> Short problem
Reproduce the full listing that appears beneath this instruction exactly.

Recorded data:
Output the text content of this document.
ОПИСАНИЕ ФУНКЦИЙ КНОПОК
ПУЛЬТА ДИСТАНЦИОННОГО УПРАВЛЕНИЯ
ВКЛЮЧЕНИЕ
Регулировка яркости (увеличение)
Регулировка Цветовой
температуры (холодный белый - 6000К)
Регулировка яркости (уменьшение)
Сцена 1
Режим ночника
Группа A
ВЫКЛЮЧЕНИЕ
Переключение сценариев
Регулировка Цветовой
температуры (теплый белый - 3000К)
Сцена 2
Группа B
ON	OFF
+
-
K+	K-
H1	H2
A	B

> Exercise answer
Output the text content of this document.
ОПИСАНИЕ ФУНКЦИЙ КНОПОК
ПУЛЬТА ДИСТАНЦИОННОГО УПРАВЛЕНИЯ
ВКЛЮЧЕНИЕ
Регулировка яркости (увеличение)
Регулировка Цветовой
температуры (холодный белый - 6000К)
Регулировка яркости (уменьшение)
Сцена 1
Режим ночника
Группа A
ВЫКЛЮЧЕНИЕ
Переключение сценариев
Регулировка Цветовой
температуры (теплый белый - 3000К)
Сцена 2
Группа B
ON	OFF
+
-
K+	K-
H1	H2
A	B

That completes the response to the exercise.